### [WHAT IS REQUIRED]
For each line below that holds "Agricultural", return the line as it stands.

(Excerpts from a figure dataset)
◆ ◆ ◆
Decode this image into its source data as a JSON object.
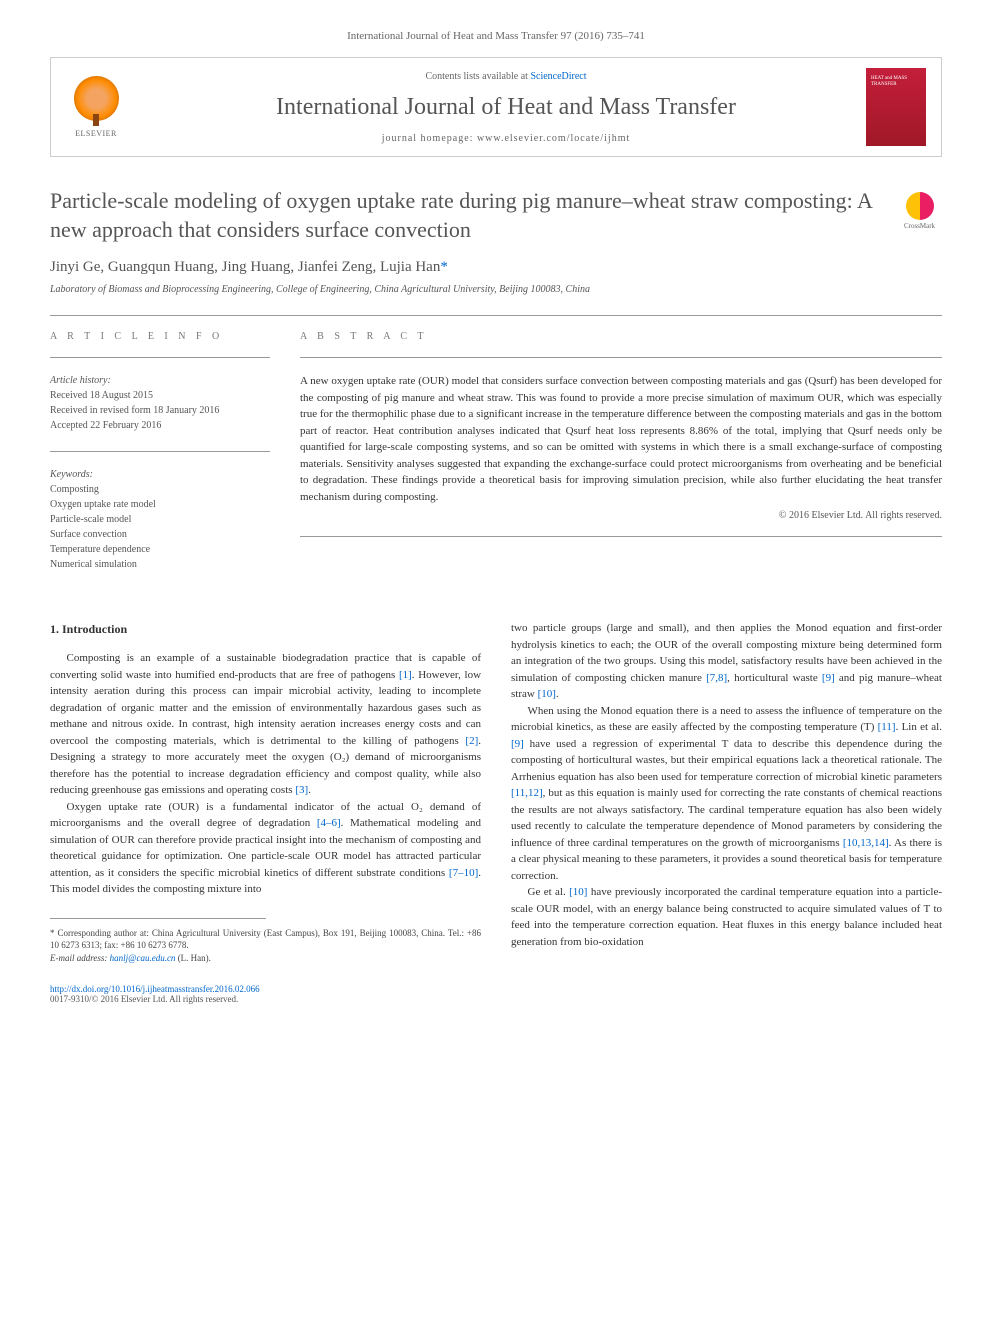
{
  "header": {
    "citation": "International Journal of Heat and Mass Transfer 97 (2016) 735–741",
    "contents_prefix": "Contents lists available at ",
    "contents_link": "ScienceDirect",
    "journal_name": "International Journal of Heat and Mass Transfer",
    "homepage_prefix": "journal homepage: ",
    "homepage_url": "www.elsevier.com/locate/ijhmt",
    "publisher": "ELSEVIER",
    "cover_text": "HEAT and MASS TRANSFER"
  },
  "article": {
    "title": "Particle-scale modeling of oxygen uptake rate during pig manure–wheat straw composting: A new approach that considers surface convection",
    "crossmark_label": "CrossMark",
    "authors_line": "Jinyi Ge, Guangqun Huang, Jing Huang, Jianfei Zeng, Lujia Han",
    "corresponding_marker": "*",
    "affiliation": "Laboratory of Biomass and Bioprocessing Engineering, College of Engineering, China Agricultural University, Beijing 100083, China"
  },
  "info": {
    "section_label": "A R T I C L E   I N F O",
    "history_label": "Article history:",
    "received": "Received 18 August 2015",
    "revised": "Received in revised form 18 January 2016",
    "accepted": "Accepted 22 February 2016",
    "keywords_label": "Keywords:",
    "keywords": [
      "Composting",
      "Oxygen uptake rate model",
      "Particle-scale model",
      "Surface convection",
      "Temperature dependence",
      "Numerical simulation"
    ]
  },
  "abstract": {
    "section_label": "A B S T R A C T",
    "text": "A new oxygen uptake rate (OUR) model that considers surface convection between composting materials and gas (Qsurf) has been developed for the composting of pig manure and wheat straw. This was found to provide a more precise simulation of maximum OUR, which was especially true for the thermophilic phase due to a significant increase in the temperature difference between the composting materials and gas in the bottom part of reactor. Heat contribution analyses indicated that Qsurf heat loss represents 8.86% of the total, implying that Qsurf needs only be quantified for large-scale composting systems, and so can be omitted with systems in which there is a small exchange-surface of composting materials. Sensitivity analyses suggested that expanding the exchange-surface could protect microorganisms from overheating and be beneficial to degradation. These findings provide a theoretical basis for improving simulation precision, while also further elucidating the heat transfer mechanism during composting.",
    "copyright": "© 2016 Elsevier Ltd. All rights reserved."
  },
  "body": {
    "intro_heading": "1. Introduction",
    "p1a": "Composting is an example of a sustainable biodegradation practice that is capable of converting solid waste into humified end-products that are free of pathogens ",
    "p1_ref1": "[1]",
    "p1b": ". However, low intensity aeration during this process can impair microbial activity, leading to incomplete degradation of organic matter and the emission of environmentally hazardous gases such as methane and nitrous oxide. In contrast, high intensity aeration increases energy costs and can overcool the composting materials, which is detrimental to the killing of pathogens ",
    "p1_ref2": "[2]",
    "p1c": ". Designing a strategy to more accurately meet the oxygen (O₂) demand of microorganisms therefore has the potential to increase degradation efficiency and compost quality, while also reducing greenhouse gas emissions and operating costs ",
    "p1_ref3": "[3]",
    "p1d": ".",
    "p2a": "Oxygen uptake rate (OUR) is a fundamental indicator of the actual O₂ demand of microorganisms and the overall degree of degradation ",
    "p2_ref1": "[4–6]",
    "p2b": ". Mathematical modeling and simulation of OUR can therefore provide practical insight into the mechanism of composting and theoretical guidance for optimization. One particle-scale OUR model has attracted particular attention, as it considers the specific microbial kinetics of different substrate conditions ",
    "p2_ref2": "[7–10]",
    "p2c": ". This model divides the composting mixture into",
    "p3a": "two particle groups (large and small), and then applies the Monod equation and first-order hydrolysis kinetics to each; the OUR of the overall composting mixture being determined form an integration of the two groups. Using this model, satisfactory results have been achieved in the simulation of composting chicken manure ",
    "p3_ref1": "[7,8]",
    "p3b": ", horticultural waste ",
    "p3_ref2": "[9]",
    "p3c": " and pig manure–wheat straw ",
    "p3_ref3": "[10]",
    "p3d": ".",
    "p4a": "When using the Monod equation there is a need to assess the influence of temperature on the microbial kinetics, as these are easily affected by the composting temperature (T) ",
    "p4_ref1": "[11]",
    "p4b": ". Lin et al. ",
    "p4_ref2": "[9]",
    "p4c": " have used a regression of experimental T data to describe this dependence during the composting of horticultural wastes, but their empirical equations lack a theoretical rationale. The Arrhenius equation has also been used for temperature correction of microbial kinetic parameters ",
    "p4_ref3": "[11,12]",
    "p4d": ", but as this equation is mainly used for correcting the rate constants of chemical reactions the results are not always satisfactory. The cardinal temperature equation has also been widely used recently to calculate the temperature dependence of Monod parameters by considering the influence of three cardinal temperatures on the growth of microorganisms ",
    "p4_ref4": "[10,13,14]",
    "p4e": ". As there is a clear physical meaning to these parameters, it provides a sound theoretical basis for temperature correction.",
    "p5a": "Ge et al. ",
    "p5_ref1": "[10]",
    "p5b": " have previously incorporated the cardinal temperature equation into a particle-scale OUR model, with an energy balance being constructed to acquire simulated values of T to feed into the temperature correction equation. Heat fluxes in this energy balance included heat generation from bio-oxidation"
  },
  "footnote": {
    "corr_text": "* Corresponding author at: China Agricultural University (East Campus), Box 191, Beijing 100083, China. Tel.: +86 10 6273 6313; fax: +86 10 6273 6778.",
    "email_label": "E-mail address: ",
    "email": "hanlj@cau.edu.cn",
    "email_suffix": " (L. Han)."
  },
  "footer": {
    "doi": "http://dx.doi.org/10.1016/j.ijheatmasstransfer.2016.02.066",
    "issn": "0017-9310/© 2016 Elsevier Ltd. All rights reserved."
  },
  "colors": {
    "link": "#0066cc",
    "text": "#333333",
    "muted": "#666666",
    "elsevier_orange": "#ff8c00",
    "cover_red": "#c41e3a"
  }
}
◆ ◆ ◆
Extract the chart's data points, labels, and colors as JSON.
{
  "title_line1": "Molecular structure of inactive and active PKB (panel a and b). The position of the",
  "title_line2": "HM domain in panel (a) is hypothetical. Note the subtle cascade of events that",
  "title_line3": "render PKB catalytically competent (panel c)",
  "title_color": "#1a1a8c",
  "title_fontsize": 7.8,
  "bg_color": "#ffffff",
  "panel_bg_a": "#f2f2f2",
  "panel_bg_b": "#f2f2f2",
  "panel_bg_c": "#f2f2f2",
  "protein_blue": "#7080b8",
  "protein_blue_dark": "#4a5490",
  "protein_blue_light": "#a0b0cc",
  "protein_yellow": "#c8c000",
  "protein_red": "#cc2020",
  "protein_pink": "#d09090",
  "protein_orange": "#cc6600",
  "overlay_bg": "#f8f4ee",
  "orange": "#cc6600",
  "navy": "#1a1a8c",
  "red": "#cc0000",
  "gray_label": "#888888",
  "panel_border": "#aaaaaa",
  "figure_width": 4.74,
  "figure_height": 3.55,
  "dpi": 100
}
◆ ◆ ◆
### [ANSWER TO THE EXERCISE]
    "affiliation": "Laboratory of Biomass and Bioprocessing Engineering, College of Engineering, China Agricultural University, Beijing 100083, China"
    "corr_text": "* Corresponding author at: China Agricultural University (East Campus), Box 191, Beijing 100083, China. Tel.: +86 10 6273 6313; fax: +86 10 6273 6778.",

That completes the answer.